> [Your goal] Copy every line of the data in which the word "approver" occurs.

> [Given records]

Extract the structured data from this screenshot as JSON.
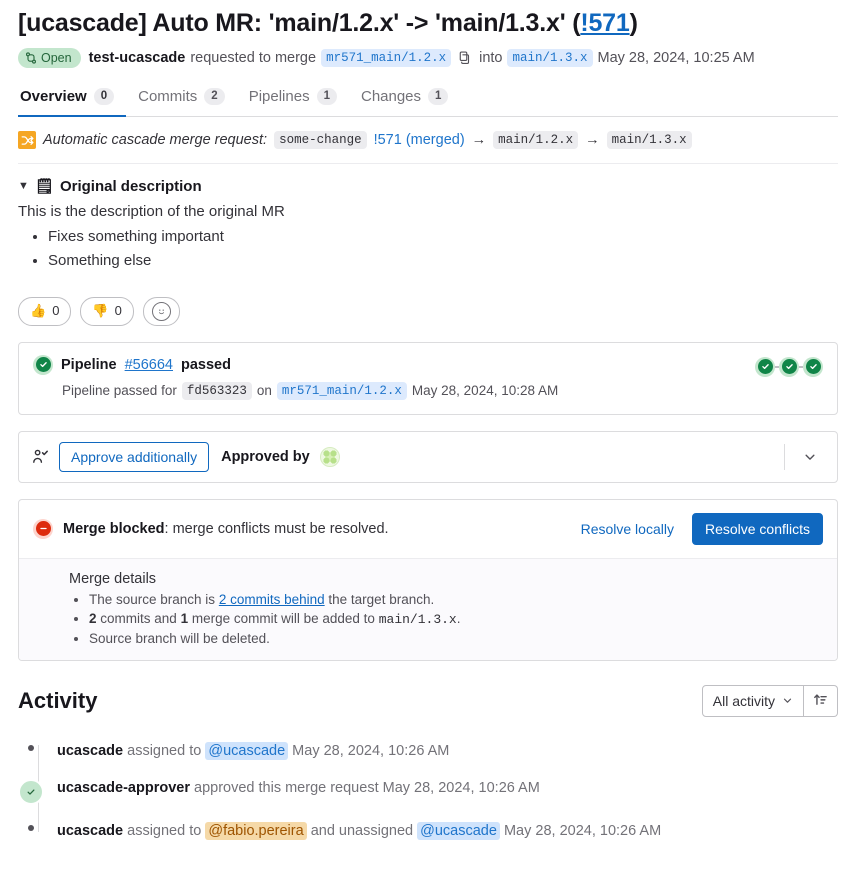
{
  "mr": {
    "title_prefix": "[ucascade] Auto MR: 'main/1.2.x' -> 'main/1.3.x' (",
    "title_iid": "!571",
    "title_suffix": ")",
    "status": "Open",
    "author": "test-ucascade",
    "requested_text": "requested to merge",
    "source_branch": "mr571_main/1.2.x",
    "into_text": "into",
    "target_branch": "main/1.3.x",
    "created_at": "May 28, 2024, 10:25 AM",
    "copy_icon": "clipboard-copy-icon",
    "status_icon": "merge-request-open-icon"
  },
  "tabs": [
    {
      "label": "Overview",
      "count": "0",
      "active": true
    },
    {
      "label": "Commits",
      "count": "2",
      "active": false
    },
    {
      "label": "Pipelines",
      "count": "1",
      "active": false
    },
    {
      "label": "Changes",
      "count": "1",
      "active": false
    }
  ],
  "cascade": {
    "icon": "shuffle-icon",
    "label": "Automatic cascade merge request:",
    "project": "some-change",
    "source_mr": "!571 (merged)",
    "arrow1": "→",
    "branch_from": "main/1.2.x",
    "arrow2": "→",
    "branch_to": "main/1.3.x"
  },
  "description": {
    "caret": "▼",
    "note_icon": "🗒",
    "header": "Original description",
    "body": "This is the description of the original MR",
    "bullets": [
      "Fixes something important",
      "Something else"
    ]
  },
  "reactions": [
    {
      "emoji": "👍",
      "name": "thumbs-up",
      "count": "0"
    },
    {
      "emoji": "👎",
      "name": "thumbs-down",
      "count": "0"
    }
  ],
  "reaction_add_icon": "add-reaction-smiley-icon",
  "pipeline": {
    "status_icon": "status-success-icon",
    "prefix": "Pipeline",
    "id": "#56664",
    "state": "passed",
    "sub_prefix": "Pipeline passed for",
    "commit_sha": "fd563323",
    "sub_on": "on",
    "branch": "mr571_main/1.2.x",
    "finished_at": "May 28, 2024, 10:28 AM",
    "stages": [
      "passed",
      "passed",
      "passed"
    ]
  },
  "approval": {
    "icon": "approval-check-icon",
    "button_label": "Approve additionally",
    "approved_by_label": "Approved by",
    "avatar": "ucascade-approver-avatar",
    "expand_icon": "chevron-down-icon"
  },
  "merge": {
    "status_icon": "merge-blocked-icon",
    "blocked_label": "Merge blocked",
    "blocked_reason": ": merge conflicts must be resolved.",
    "resolve_locally": "Resolve locally",
    "resolve_conflicts": "Resolve conflicts",
    "details_title": "Merge details",
    "detail_1_pre": "The source branch is",
    "detail_1_link": "2 commits behind",
    "detail_1_post": "the target branch.",
    "detail_2_a": "2",
    "detail_2_b": "commits and",
    "detail_2_c": "1",
    "detail_2_d": "merge commit will be added to",
    "detail_2_branch": "main/1.3.x",
    "detail_2_end": ".",
    "detail_3": "Source branch will be deleted."
  },
  "activity": {
    "title": "Activity",
    "filter_label": "All activity",
    "filter_icon": "chevron-down-icon",
    "sort_icon": "sort-ascending-icon",
    "items": [
      {
        "marker": "dot",
        "actor": "ucascade",
        "action": "assigned to",
        "mention": "@ucascade",
        "mention_current": false,
        "action2": "",
        "mention2": "",
        "date": "May 28, 2024, 10:26 AM"
      },
      {
        "marker": "approved",
        "actor": "ucascade-approver",
        "action": "approved this merge request",
        "mention": "",
        "mention_current": false,
        "action2": "",
        "mention2": "",
        "date": "May 28, 2024, 10:26 AM"
      },
      {
        "marker": "dot",
        "actor": "ucascade",
        "action": "assigned to",
        "mention": "@fabio.pereira",
        "mention_current": true,
        "action2": "and unassigned",
        "mention2": "@ucascade",
        "date": "May 28, 2024, 10:26 AM"
      }
    ]
  },
  "colors": {
    "link": "#1068bf",
    "primary": "#1068bf",
    "success": "#108548",
    "danger": "#dd2b0e",
    "cascade": "#f5a623"
  }
}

> [Response to this task]
    "avatar": "ucascade-approver-avatar",
        "actor": "ucascade-approver",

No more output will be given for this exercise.